++++ Material supplied ++++
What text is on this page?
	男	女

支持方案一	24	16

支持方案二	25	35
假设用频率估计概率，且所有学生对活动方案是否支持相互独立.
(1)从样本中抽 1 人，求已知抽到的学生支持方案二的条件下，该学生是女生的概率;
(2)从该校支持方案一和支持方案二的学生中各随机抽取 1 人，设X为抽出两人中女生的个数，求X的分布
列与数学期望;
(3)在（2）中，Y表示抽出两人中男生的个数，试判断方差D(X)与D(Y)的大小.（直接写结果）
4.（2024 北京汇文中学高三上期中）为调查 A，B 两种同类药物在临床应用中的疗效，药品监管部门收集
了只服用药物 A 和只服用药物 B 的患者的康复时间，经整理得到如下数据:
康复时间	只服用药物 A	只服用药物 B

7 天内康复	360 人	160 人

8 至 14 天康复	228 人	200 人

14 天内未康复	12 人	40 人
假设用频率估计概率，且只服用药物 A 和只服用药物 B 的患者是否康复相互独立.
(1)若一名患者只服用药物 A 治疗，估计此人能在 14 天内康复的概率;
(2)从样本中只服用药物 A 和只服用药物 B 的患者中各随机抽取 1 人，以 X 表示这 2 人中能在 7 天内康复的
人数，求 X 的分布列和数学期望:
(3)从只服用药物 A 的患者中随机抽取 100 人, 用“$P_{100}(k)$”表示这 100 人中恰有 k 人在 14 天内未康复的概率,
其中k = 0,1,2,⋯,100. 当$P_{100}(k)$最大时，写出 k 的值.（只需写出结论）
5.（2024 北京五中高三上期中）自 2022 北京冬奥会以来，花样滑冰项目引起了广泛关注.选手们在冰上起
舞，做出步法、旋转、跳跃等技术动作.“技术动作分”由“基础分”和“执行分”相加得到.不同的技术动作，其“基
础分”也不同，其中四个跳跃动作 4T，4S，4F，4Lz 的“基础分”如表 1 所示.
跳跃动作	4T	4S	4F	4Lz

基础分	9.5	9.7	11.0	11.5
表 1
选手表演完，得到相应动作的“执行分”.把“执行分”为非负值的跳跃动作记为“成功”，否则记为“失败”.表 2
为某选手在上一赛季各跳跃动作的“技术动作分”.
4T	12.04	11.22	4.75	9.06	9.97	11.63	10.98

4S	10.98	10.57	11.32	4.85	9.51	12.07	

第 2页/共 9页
++++
- _Work required_: Extract every line containing the string "假设用频率估计概率" from the data above.

- _Answer for the task_:
假设用频率估计概率，且所有学生对活动方案是否支持相互独立.
假设用频率估计概率，且只服用药物 A 和只服用药物 B 的患者是否康复相互独立.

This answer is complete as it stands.